- **WHAT YOU HAVE TO DO**
The records below are made of lines; count those holding the word "Defendants" and give the number only.
/---
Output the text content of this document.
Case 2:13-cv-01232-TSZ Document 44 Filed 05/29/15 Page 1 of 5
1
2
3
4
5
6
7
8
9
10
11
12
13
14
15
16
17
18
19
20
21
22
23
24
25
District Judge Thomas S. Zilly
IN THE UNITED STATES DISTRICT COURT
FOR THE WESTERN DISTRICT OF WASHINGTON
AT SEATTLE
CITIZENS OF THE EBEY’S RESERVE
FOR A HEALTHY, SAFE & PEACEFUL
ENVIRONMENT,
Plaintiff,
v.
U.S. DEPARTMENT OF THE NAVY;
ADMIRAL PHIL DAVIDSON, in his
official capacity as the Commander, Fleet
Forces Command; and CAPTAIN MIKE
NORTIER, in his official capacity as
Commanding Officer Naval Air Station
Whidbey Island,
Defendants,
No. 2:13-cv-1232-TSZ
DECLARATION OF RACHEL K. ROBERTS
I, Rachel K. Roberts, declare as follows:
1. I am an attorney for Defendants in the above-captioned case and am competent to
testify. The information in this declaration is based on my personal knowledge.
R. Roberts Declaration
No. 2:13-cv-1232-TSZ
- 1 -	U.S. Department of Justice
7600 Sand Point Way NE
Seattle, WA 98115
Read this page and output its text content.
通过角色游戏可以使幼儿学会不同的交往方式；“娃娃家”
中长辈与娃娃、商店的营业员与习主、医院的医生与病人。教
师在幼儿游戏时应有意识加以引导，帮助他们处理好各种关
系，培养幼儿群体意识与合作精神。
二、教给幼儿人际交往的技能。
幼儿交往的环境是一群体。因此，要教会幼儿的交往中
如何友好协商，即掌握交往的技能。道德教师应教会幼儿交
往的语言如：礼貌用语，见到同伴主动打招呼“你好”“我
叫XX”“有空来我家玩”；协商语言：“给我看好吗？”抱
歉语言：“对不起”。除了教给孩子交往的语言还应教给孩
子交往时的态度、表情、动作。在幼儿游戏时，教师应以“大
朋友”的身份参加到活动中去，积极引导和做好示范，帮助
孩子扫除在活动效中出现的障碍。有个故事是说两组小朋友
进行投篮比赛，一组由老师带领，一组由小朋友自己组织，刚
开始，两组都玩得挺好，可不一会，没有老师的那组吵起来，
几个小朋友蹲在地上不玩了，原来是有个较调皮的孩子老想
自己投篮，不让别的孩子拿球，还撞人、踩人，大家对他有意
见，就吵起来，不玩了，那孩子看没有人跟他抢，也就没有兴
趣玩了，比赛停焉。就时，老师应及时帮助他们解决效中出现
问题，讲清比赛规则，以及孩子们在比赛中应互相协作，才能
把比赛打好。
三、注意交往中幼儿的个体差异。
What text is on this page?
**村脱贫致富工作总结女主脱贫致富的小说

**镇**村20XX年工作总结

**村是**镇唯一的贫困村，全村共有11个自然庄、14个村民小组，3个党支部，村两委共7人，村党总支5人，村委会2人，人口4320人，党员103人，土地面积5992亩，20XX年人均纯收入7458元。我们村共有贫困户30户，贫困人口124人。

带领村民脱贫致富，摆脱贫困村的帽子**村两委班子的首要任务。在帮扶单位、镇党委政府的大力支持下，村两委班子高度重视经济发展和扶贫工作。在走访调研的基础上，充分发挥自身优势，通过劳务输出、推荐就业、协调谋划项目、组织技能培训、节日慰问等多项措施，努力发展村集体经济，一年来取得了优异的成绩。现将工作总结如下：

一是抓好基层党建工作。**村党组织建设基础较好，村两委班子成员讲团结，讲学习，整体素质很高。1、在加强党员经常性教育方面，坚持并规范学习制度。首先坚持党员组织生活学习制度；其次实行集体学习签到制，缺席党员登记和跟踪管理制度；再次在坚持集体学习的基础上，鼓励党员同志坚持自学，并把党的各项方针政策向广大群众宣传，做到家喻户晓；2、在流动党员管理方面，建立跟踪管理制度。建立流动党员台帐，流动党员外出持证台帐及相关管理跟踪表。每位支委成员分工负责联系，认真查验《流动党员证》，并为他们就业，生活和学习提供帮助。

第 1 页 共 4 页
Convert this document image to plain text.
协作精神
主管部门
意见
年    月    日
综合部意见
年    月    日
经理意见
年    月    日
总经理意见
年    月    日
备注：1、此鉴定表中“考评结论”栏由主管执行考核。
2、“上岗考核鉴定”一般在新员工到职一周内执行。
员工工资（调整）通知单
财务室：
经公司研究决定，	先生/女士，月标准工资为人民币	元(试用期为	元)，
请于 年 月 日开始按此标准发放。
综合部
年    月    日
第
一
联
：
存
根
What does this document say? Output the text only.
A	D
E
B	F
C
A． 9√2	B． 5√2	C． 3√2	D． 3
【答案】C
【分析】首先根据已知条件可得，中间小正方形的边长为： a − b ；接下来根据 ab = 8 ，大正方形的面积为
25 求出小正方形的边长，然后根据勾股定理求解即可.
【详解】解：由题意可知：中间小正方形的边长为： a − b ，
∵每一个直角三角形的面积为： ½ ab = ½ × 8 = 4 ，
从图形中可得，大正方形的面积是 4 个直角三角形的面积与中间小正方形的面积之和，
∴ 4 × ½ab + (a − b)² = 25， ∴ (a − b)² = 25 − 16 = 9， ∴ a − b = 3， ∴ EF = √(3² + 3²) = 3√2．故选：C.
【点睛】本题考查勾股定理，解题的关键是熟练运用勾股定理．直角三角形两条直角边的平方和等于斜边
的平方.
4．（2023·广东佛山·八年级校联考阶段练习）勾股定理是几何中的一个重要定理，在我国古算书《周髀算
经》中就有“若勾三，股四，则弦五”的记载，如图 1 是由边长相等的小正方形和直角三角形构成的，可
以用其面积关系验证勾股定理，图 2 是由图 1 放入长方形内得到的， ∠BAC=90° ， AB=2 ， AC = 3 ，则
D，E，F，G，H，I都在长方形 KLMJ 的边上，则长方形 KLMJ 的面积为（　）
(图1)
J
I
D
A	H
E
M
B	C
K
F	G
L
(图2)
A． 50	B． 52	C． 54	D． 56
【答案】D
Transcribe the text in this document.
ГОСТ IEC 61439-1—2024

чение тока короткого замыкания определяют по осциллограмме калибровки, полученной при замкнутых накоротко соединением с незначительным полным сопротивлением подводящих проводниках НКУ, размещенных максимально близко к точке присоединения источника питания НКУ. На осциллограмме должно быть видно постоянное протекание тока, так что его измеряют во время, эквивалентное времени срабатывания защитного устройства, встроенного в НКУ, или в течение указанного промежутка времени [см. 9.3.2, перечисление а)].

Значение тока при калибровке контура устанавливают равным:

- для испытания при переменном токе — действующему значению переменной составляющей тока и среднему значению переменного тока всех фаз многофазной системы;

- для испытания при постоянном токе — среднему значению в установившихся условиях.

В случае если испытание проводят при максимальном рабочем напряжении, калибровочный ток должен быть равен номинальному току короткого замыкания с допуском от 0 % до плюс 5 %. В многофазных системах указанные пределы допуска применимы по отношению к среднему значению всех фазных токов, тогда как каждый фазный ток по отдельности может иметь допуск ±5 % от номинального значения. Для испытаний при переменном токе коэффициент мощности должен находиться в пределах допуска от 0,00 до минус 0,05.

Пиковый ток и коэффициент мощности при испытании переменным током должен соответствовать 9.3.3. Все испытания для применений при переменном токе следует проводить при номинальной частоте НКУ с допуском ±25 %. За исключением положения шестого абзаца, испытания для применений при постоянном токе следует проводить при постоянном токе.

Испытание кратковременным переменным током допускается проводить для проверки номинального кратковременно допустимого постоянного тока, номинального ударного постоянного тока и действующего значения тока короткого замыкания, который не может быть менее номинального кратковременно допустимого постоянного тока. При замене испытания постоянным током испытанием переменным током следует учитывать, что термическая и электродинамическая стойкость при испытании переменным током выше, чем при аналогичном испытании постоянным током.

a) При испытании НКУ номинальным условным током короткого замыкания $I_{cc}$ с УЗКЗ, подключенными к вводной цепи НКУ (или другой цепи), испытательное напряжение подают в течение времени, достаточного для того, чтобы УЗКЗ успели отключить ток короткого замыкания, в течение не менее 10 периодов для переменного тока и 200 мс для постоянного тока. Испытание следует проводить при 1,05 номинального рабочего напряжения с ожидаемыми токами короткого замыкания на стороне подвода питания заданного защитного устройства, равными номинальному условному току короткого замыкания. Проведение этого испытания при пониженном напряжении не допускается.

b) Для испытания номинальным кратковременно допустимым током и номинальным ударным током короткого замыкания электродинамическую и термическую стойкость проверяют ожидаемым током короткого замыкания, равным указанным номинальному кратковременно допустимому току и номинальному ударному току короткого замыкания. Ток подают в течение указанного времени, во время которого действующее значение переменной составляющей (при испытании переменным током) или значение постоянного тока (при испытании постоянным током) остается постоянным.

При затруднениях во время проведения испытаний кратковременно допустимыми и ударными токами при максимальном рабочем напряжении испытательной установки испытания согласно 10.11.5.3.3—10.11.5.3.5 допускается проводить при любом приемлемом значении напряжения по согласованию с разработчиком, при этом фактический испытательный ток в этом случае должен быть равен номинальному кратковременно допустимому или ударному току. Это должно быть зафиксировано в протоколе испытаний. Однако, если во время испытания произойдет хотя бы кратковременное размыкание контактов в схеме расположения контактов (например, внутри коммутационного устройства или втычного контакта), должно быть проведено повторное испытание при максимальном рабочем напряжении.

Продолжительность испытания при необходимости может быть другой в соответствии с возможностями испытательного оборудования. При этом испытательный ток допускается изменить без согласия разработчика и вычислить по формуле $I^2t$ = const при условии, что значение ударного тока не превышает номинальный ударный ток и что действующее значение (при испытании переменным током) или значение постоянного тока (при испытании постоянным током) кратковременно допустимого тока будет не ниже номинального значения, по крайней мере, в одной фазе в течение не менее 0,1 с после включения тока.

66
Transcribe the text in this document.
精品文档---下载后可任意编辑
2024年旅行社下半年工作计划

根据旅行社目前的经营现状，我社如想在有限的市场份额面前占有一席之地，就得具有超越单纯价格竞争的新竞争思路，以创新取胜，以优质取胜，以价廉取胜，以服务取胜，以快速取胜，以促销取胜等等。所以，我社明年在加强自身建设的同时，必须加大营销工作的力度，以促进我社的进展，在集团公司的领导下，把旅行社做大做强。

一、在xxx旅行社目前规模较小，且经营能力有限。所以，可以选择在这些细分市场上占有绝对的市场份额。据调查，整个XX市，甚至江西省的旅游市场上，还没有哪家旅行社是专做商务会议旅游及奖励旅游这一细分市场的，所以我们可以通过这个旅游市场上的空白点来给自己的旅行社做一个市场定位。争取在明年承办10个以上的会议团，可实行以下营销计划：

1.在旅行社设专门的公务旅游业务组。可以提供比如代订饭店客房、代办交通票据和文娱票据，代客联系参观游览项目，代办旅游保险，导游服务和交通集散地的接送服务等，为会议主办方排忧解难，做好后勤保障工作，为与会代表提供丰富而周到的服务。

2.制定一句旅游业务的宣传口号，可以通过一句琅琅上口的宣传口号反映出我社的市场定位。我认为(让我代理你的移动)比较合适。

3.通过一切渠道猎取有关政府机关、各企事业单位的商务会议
\---
- **WORKED ANSWER**
2